SHORT TASK →
Write out the records below word for word, please.

DATASET EXCERPTS →
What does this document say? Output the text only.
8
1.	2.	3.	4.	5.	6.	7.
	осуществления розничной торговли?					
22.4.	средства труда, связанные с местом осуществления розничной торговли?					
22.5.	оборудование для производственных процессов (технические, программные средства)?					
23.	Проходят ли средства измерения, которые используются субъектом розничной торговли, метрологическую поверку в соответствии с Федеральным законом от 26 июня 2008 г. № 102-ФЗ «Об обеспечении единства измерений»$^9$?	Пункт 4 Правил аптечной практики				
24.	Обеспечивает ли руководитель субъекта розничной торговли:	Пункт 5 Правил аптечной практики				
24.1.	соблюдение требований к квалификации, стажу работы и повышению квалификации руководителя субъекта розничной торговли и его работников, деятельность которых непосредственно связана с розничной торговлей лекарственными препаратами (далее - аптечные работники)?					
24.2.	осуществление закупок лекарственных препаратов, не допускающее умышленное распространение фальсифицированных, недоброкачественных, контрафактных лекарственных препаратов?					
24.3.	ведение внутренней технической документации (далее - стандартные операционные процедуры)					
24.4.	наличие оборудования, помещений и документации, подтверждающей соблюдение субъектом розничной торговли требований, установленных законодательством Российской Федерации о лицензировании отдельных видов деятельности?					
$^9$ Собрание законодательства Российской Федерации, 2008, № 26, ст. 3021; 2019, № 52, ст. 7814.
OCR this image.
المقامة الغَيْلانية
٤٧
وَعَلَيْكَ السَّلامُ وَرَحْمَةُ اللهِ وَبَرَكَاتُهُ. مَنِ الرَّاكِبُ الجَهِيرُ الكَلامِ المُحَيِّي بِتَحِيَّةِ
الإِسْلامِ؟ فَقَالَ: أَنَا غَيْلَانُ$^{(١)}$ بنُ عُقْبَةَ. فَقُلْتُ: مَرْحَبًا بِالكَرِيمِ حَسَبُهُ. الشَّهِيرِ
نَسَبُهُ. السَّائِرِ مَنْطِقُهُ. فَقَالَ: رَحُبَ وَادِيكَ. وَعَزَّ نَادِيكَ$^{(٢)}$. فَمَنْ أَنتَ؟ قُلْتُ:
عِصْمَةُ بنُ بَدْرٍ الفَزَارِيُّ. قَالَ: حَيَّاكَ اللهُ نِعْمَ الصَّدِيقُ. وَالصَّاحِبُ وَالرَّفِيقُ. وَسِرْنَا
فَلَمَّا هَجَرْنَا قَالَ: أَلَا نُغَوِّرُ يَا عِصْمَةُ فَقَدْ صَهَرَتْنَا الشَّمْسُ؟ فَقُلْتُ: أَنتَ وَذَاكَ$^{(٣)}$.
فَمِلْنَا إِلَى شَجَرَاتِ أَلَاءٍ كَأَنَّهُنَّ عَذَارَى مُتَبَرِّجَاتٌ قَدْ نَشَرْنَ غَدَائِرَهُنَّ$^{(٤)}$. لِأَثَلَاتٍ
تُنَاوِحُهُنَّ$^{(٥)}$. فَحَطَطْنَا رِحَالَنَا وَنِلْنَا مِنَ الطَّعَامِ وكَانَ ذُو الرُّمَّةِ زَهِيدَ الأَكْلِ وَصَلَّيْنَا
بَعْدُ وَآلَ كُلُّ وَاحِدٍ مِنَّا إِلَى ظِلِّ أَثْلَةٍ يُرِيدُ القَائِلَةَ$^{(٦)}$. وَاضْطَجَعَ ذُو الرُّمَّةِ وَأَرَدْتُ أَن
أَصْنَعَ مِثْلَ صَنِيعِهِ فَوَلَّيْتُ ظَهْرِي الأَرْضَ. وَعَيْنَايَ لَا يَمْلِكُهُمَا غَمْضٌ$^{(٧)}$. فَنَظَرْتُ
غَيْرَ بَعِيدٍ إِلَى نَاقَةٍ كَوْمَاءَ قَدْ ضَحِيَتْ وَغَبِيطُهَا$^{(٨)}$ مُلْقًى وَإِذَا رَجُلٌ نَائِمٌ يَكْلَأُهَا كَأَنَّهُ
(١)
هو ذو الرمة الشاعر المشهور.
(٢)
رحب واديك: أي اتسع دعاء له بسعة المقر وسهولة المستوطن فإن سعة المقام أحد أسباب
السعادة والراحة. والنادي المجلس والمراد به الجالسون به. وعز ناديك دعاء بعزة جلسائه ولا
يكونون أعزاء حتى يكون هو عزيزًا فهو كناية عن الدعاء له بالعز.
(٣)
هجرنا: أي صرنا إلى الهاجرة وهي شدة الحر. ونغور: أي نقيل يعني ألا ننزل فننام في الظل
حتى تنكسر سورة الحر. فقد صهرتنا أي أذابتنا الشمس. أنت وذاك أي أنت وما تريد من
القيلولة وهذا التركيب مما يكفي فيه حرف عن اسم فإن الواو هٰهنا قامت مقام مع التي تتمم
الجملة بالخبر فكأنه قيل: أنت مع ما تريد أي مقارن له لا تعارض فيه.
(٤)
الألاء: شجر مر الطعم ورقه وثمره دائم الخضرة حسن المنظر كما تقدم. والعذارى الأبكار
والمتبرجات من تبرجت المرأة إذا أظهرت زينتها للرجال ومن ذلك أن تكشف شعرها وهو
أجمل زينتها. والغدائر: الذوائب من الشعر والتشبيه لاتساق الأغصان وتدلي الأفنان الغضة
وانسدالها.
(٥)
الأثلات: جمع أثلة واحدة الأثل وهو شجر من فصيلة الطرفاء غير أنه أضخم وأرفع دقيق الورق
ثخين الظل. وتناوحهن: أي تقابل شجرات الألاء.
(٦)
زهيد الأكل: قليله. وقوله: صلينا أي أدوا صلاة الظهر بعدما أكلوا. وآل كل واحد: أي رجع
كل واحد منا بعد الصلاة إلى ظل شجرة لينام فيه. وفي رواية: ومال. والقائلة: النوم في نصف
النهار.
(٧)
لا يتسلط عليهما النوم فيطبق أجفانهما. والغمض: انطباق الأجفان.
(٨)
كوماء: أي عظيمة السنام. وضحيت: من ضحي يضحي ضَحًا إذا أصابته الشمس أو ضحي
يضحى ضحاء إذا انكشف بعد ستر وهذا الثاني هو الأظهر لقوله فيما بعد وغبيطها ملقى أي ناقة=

SOLUTION BELOW →
What does this document say? Output the text only.
8
1.	2.	3.	4.	5.	6.	7.
	осуществления розничной торговли?					
22.4.	средства труда, связанные с местом осуществления розничной торговли?					
22.5.	оборудование для производственных процессов (технические, программные средства)?					
23.	Проходят ли средства измерения, которые используются субъектом розничной торговли, метрологическую поверку в соответствии с Федеральным законом от 26 июня 2008 г. № 102-ФЗ «Об обеспечении единства измерений»$^9$?	Пункт 4 Правил аптечной практики				
24.	Обеспечивает ли руководитель субъекта розничной торговли:	Пункт 5 Правил аптечной практики				
24.1.	соблюдение требований к квалификации, стажу работы и повышению квалификации руководителя субъекта розничной торговли и его работников, деятельность которых непосредственно связана с розничной торговлей лекарственными препаратами (далее - аптечные работники)?					
24.2.	осуществление закупок лекарственных препаратов, не допускающее умышленное распространение фальсифицированных, недоброкачественных, контрафактных лекарственных препаратов?					
24.3.	ведение внутренней технической документации (далее - стандартные операционные процедуры)					
24.4.	наличие оборудования, помещений и документации, подтверждающей соблюдение субъектом розничной торговли требований, установленных законодательством Российской Федерации о лицензировании отдельных видов деятельности?					
$^9$ Собрание законодательства Российской Федерации, 2008, № 26, ст. 3021; 2019, № 52, ст. 7814.
OCR this image.
المقامة الغَيْلانية
٤٧
وَعَلَيْكَ السَّلامُ وَرَحْمَةُ اللهِ وَبَرَكَاتُهُ. مَنِ الرَّاكِبُ الجَهِيرُ الكَلامِ المُحَيِّي بِتَحِيَّةِ
الإِسْلامِ؟ فَقَالَ: أَنَا غَيْلَانُ$^{(١)}$ بنُ عُقْبَةَ. فَقُلْتُ: مَرْحَبًا بِالكَرِيمِ حَسَبُهُ. الشَّهِيرِ
نَسَبُهُ. السَّائِرِ مَنْطِقُهُ. فَقَالَ: رَحُبَ وَادِيكَ. وَعَزَّ نَادِيكَ$^{(٢)}$. فَمَنْ أَنتَ؟ قُلْتُ:
عِصْمَةُ بنُ بَدْرٍ الفَزَارِيُّ. قَالَ: حَيَّاكَ اللهُ نِعْمَ الصَّدِيقُ. وَالصَّاحِبُ وَالرَّفِيقُ. وَسِرْنَا
فَلَمَّا هَجَرْنَا قَالَ: أَلَا نُغَوِّرُ يَا عِصْمَةُ فَقَدْ صَهَرَتْنَا الشَّمْسُ؟ فَقُلْتُ: أَنتَ وَذَاكَ$^{(٣)}$.
فَمِلْنَا إِلَى شَجَرَاتِ أَلَاءٍ كَأَنَّهُنَّ عَذَارَى مُتَبَرِّجَاتٌ قَدْ نَشَرْنَ غَدَائِرَهُنَّ$^{(٤)}$. لِأَثَلَاتٍ
تُنَاوِحُهُنَّ$^{(٥)}$. فَحَطَطْنَا رِحَالَنَا وَنِلْنَا مِنَ الطَّعَامِ وكَانَ ذُو الرُّمَّةِ زَهِيدَ الأَكْلِ وَصَلَّيْنَا
بَعْدُ وَآلَ كُلُّ وَاحِدٍ مِنَّا إِلَى ظِلِّ أَثْلَةٍ يُرِيدُ القَائِلَةَ$^{(٦)}$. وَاضْطَجَعَ ذُو الرُّمَّةِ وَأَرَدْتُ أَن
أَصْنَعَ مِثْلَ صَنِيعِهِ فَوَلَّيْتُ ظَهْرِي الأَرْضَ. وَعَيْنَايَ لَا يَمْلِكُهُمَا غَمْضٌ$^{(٧)}$. فَنَظَرْتُ
غَيْرَ بَعِيدٍ إِلَى نَاقَةٍ كَوْمَاءَ قَدْ ضَحِيَتْ وَغَبِيطُهَا$^{(٨)}$ مُلْقًى وَإِذَا رَجُلٌ نَائِمٌ يَكْلَأُهَا كَأَنَّهُ
(١)
هو ذو الرمة الشاعر المشهور.
(٢)
رحب واديك: أي اتسع دعاء له بسعة المقر وسهولة المستوطن فإن سعة المقام أحد أسباب
السعادة والراحة. والنادي المجلس والمراد به الجالسون به. وعز ناديك دعاء بعزة جلسائه ولا
يكونون أعزاء حتى يكون هو عزيزًا فهو كناية عن الدعاء له بالعز.
(٣)
هجرنا: أي صرنا إلى الهاجرة وهي شدة الحر. ونغور: أي نقيل يعني ألا ننزل فننام في الظل
حتى تنكسر سورة الحر. فقد صهرتنا أي أذابتنا الشمس. أنت وذاك أي أنت وما تريد من
القيلولة وهذا التركيب مما يكفي فيه حرف عن اسم فإن الواو هٰهنا قامت مقام مع التي تتمم
الجملة بالخبر فكأنه قيل: أنت مع ما تريد أي مقارن له لا تعارض فيه.
(٤)
الألاء: شجر مر الطعم ورقه وثمره دائم الخضرة حسن المنظر كما تقدم. والعذارى الأبكار
والمتبرجات من تبرجت المرأة إذا أظهرت زينتها للرجال ومن ذلك أن تكشف شعرها وهو
أجمل زينتها. والغدائر: الذوائب من الشعر والتشبيه لاتساق الأغصان وتدلي الأفنان الغضة
وانسدالها.
(٥)
الأثلات: جمع أثلة واحدة الأثل وهو شجر من فصيلة الطرفاء غير أنه أضخم وأرفع دقيق الورق
ثخين الظل. وتناوحهن: أي تقابل شجرات الألاء.
(٦)
زهيد الأكل: قليله. وقوله: صلينا أي أدوا صلاة الظهر بعدما أكلوا. وآل كل واحد: أي رجع
كل واحد منا بعد الصلاة إلى ظل شجرة لينام فيه. وفي رواية: ومال. والقائلة: النوم في نصف
النهار.
(٧)
لا يتسلط عليهما النوم فيطبق أجفانهما. والغمض: انطباق الأجفان.
(٨)
كوماء: أي عظيمة السنام. وضحيت: من ضحي يضحي ضَحًا إذا أصابته الشمس أو ضحي
يضحى ضحاء إذا انكشف بعد ستر وهذا الثاني هو الأظهر لقوله فيما بعد وغبيطها ملقى أي ناقة=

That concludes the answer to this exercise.